---------- Entries supplied ----------

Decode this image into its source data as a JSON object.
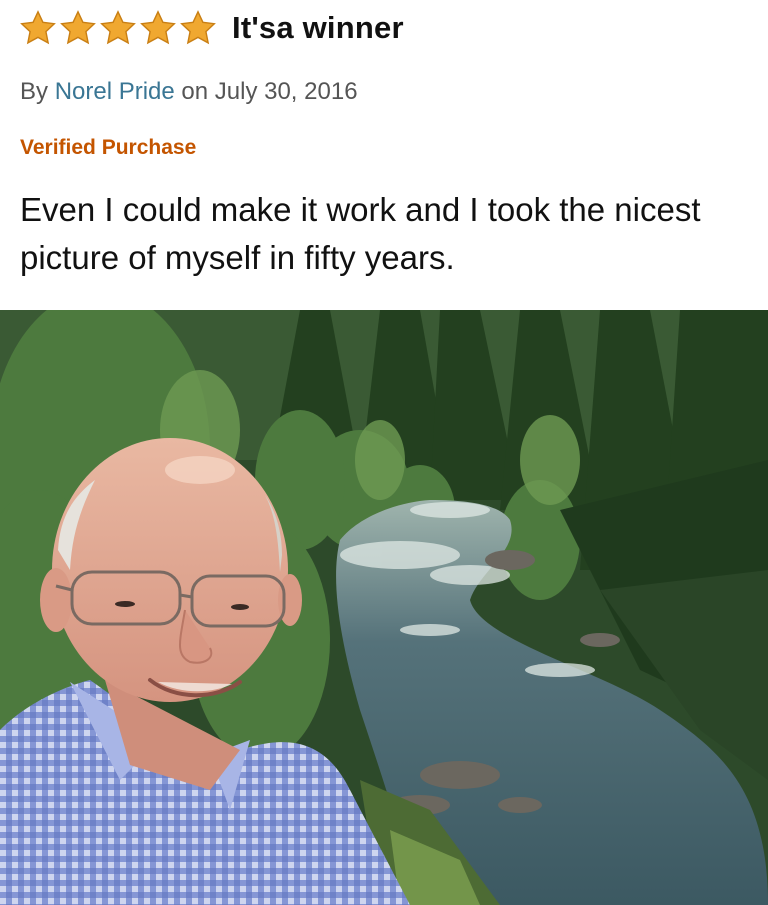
{
  "review": {
    "rating": 5,
    "rating_max": 5,
    "star_color": "#f0a830",
    "title": "It'sa winner",
    "by_prefix": "By ",
    "author": "Norel Pride",
    "date_text": " on July 30, 2016",
    "verified_label": "Verified Purchase",
    "body": "Even I could make it work and I took the nicest picture of myself in fifty years."
  },
  "photo": {
    "subject": "selfie-river-forest"
  }
}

----------

Written task
Reproduce all the entries that precede this task, word for word, minus any pictures.

Task output
Decode this image into its source data as a JSON object.
{
  "review": {
    "rating": 5,
    "rating_max": 5,
    "star_color": "#f0a830",
    "title": "It'sa winner",
    "by_prefix": "By ",
    "author": "Norel Pride",
    "date_text": " on July 30, 2016",
    "verified_label": "Verified Purchase",
    "body": "Even I could make it work and I took the nicest picture of myself in fifty years."
  },
  "photo": {
    "subject": "selfie-river-forest"
  }
}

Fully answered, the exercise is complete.